■ DIRECTIONS FOR THIS TASK: Below are entries. Pull out all lines containing "topbar".

[Data items]
------
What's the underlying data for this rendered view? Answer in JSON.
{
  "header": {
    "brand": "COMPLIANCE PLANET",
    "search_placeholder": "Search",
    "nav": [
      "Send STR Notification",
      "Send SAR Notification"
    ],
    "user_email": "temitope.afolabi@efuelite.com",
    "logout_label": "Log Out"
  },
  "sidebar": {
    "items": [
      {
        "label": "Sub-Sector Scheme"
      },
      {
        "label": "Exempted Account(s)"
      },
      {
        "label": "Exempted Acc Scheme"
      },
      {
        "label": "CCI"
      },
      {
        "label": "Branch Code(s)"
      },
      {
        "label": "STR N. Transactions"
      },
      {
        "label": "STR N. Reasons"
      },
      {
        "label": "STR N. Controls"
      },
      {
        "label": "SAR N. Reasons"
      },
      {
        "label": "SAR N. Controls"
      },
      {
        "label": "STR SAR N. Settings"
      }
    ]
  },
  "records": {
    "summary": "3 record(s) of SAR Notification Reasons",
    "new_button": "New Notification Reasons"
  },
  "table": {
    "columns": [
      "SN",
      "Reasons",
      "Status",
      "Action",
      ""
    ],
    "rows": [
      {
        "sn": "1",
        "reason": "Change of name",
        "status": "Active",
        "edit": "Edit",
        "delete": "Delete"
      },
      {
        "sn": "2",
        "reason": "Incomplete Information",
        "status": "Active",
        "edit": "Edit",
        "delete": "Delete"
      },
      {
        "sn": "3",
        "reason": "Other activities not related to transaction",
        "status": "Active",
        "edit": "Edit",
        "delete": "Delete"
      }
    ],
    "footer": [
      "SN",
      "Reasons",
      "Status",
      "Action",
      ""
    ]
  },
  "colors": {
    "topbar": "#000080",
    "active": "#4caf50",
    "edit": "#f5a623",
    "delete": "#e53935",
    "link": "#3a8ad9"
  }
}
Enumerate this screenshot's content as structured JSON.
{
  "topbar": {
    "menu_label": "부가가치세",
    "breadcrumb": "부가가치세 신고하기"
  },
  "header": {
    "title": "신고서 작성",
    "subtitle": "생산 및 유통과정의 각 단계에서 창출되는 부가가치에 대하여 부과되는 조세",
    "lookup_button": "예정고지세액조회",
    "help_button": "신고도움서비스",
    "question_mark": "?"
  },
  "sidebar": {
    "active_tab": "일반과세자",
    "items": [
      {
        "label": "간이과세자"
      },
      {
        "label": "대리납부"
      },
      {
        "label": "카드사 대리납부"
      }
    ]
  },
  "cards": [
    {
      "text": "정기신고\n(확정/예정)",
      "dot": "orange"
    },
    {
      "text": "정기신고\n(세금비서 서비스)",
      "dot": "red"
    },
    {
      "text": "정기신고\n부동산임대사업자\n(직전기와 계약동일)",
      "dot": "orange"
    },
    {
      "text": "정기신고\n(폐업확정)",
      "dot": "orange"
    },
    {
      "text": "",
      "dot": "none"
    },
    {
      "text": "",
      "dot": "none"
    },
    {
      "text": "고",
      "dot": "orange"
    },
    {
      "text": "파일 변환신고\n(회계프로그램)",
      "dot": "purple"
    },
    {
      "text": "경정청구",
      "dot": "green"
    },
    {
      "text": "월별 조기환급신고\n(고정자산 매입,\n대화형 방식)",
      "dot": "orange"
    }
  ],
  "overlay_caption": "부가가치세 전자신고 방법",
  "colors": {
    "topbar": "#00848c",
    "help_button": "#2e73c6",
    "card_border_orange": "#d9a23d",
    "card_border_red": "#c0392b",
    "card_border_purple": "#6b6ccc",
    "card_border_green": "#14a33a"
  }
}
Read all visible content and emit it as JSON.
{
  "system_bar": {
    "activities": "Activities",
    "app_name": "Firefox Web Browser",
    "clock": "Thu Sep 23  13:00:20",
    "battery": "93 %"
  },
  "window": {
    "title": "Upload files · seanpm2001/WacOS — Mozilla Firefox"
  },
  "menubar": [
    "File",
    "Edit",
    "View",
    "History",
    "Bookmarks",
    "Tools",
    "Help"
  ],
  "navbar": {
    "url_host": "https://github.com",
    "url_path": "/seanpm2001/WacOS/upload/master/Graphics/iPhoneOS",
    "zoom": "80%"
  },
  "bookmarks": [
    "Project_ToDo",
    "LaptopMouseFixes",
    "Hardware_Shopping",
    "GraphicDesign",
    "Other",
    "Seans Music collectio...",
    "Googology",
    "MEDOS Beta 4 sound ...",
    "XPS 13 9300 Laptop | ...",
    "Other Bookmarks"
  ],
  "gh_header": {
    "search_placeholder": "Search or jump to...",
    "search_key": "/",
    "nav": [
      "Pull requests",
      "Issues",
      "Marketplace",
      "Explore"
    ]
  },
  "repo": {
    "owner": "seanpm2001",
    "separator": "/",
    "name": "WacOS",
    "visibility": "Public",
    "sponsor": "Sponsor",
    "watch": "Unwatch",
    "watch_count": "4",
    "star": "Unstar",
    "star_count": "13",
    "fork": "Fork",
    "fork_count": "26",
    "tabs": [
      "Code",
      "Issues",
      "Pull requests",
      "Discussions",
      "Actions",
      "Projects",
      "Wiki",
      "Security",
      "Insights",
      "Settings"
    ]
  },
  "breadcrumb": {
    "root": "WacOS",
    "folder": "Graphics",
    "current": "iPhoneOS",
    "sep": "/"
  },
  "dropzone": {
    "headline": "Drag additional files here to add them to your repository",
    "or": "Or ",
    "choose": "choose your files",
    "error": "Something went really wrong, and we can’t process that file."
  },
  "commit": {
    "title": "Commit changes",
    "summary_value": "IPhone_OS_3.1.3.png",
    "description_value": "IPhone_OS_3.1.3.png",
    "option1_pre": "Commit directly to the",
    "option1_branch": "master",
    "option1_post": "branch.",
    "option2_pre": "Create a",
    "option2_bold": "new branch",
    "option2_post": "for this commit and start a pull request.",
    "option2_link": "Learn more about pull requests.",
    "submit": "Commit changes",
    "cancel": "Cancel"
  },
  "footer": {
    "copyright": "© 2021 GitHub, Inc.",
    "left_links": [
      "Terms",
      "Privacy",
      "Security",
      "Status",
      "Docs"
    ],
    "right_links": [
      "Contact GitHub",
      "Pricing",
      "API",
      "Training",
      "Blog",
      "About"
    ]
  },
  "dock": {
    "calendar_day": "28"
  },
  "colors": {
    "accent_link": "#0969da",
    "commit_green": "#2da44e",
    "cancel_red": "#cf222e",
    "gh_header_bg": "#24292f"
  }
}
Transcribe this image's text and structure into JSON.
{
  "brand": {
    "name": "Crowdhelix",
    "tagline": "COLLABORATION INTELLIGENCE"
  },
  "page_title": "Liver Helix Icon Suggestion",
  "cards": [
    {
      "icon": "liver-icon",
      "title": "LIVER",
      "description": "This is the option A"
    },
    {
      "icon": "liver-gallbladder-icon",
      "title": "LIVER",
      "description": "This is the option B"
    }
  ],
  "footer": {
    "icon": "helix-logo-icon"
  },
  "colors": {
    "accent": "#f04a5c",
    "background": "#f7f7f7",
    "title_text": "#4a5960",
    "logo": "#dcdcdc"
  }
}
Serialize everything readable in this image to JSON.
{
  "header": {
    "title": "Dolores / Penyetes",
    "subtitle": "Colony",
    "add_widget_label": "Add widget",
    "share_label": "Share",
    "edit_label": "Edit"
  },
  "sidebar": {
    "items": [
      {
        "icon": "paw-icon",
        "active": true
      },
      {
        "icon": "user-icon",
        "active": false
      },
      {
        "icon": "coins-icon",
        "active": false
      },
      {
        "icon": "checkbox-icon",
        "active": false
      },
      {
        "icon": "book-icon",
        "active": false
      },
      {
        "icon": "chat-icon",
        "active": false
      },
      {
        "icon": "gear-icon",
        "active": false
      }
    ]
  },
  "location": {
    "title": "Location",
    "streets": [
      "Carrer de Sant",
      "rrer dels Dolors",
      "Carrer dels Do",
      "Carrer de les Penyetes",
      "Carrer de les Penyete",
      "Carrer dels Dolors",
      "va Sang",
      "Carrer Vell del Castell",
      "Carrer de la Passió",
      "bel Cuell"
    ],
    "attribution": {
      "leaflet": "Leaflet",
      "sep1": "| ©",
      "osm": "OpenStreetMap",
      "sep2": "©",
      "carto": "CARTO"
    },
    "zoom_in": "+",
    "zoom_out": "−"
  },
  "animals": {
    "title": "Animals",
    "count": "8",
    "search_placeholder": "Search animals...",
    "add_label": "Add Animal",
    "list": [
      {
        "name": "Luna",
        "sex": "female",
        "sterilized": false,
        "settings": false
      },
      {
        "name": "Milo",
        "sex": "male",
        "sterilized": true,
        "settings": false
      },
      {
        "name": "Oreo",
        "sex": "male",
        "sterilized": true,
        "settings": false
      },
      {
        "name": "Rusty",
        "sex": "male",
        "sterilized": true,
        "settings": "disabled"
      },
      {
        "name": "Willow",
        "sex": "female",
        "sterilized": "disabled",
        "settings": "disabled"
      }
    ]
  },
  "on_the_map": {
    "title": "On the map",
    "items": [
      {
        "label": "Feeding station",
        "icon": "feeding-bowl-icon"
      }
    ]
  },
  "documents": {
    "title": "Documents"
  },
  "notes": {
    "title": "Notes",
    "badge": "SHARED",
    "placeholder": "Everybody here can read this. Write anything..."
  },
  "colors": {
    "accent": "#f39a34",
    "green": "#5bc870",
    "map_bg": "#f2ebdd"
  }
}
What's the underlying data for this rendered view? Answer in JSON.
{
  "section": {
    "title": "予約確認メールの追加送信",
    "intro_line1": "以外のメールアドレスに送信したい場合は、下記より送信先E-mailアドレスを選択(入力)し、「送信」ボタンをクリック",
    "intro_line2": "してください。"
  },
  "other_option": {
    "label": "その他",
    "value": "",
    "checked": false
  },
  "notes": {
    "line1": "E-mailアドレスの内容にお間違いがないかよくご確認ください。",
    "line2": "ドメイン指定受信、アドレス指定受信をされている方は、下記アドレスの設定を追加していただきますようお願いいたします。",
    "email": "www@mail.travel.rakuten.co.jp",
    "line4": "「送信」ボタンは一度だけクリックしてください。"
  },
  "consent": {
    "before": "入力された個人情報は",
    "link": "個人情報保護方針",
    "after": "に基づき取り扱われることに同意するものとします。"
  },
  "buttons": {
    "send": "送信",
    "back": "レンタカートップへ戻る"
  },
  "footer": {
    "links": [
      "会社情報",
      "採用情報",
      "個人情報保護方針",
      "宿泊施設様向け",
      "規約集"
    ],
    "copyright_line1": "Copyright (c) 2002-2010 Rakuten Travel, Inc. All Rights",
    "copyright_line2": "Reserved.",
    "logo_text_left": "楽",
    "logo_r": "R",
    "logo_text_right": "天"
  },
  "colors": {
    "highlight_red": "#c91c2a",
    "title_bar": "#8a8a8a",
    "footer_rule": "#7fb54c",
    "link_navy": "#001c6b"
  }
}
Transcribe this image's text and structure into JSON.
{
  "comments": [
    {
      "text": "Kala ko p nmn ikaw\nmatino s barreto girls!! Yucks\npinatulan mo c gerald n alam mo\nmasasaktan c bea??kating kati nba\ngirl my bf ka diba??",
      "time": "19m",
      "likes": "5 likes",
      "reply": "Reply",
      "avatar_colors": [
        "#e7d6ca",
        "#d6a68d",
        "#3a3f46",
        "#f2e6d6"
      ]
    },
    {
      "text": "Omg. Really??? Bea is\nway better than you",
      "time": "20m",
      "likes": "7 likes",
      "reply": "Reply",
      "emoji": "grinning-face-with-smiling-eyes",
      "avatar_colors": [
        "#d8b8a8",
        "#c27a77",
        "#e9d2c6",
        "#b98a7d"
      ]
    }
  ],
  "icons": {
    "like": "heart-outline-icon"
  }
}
------
■ CORRECT OUTPUT:
    "topbar": "#000080",
  "topbar": {
    "topbar": "#00848c",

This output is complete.